Data excerpts:
[start]
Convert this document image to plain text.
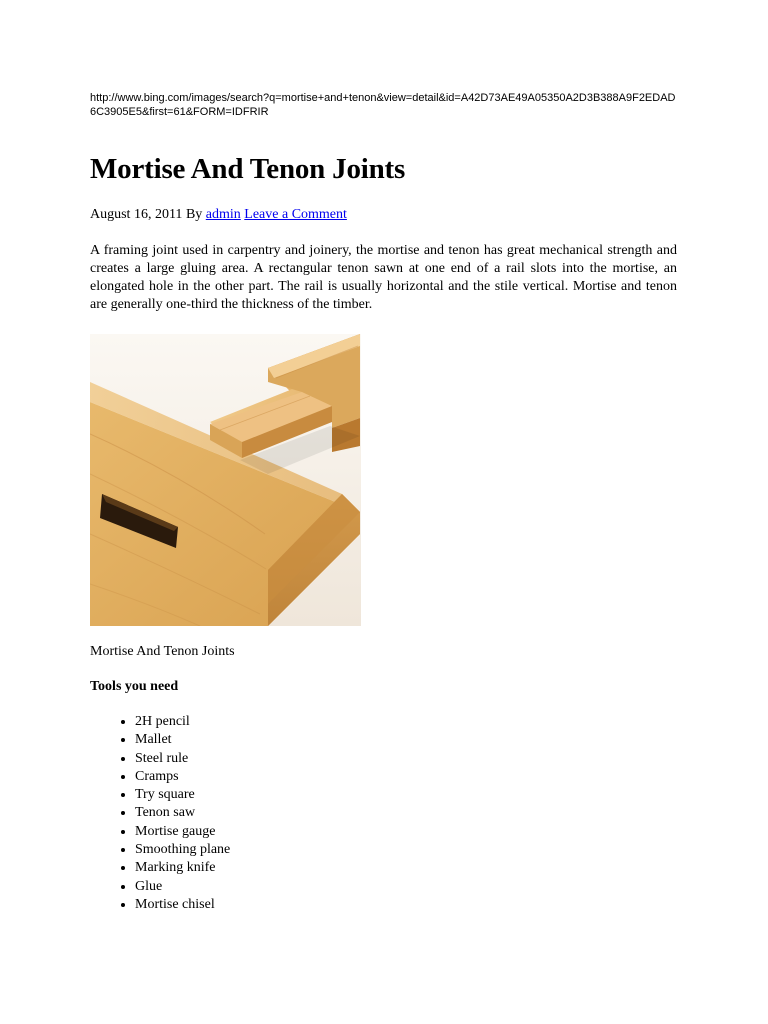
http://www.bing.com/images/search?q=mortise+and+tenon&view=detail&id=A42D73AE49A05350A2D3B388A9F2EDAD6C3905E5&first=61&FORM=IDFRIR

Mortise And Tenon Joints

August 16, 2011 By admin Leave a Comment

A framing joint used in carpentry and joinery, the mortise and tenon has great mechanical strength and creates a large gluing area. A rectangular tenon sawn at one end of a rail slots into the mortise, an elongated hole in the other part. The rail is usually horizontal and the stile vertical. Mortise and tenon are generally one-third the thickness of the timber.

Mortise And Tenon Joints

Tools you need

• 2H pencil
• Mallet
• Steel rule
• Cramps
• Try square
• Tenon saw
• Mortise gauge
• Smoothing plane
• Marking knife
• Glue
• Mortise chisel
[end]
• [Work instructions]
The material above holds pictures; copy everything else in it exactly.

• [Exercise result]
Convert this document image to plain text.
http://www.bing.com/images/search?q=mortise+and+tenon&view=detail&id=A42D73AE49A05350A2D3B388A9F2EDAD6C3905E5&first=61&FORM=IDFRIR

Mortise And Tenon Joints

August 16, 2011 By admin Leave a Comment

A framing joint used in carpentry and joinery, the mortise and tenon has great mechanical strength and creates a large gluing area. A rectangular tenon sawn at one end of a rail slots into the mortise, an elongated hole in the other part. The rail is usually horizontal and the stile vertical. Mortise and tenon are generally one-third the thickness of the timber.

Mortise And Tenon Joints

Tools you need

• 2H pencil
• Mallet
• Steel rule
• Cramps
• Try square
• Tenon saw
• Mortise gauge
• Smoothing plane
• Marking knife
• Glue
• Mortise chisel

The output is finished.